▶ WRITTEN INSTRUCTION
The records that follow are to be repeated without alteration.

▶ ENTRIES PROVIDED
"""

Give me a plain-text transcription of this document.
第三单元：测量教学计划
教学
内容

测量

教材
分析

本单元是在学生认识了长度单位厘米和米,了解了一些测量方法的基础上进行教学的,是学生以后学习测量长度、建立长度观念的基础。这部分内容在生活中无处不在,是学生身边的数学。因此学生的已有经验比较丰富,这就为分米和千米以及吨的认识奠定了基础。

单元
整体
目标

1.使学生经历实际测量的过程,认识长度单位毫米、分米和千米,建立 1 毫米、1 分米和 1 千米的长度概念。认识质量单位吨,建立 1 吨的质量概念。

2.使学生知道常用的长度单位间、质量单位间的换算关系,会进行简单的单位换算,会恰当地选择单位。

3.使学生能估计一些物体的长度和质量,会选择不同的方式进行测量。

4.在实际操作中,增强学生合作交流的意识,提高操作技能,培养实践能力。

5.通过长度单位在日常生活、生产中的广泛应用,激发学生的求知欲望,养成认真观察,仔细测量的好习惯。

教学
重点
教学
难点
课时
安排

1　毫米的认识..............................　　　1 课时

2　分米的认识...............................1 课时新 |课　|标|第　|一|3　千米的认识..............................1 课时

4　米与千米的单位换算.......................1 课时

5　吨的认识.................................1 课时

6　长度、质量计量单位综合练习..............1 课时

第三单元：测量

"""

▶ WRITTEN SOLUTION
Give me a plain-text transcription of this document.
第三单元：测量教学计划
教学
内容

测量

教材
分析

本单元是在学生认识了长度单位厘米和米,了解了一些测量方法的基础上进行教学的,是学生以后学习测量长度、建立长度观念的基础。这部分内容在生活中无处不在,是学生身边的数学。因此学生的已有经验比较丰富,这就为分米和千米以及吨的认识奠定了基础。

单元
整体
目标

1.使学生经历实际测量的过程,认识长度单位毫米、分米和千米,建立 1 毫米、1 分米和 1 千米的长度概念。认识质量单位吨,建立 1 吨的质量概念。

2.使学生知道常用的长度单位间、质量单位间的换算关系,会进行简单的单位换算,会恰当地选择单位。

3.使学生能估计一些物体的长度和质量,会选择不同的方式进行测量。

4.在实际操作中,增强学生合作交流的意识,提高操作技能,培养实践能力。

5.通过长度单位在日常生活、生产中的广泛应用,激发学生的求知欲望,养成认真观察,仔细测量的好习惯。

教学
重点
教学
难点
课时
安排

1　毫米的认识..............................　　　1 课时

2　分米的认识...............................1 课时新 |课　|标|第　|一|3　千米的认识..............................1 课时

4　米与千米的单位换算.......................1 课时

5　吨的认识.................................1 课时

6　长度、质量计量单位综合练习..............1 课时

第三单元：测量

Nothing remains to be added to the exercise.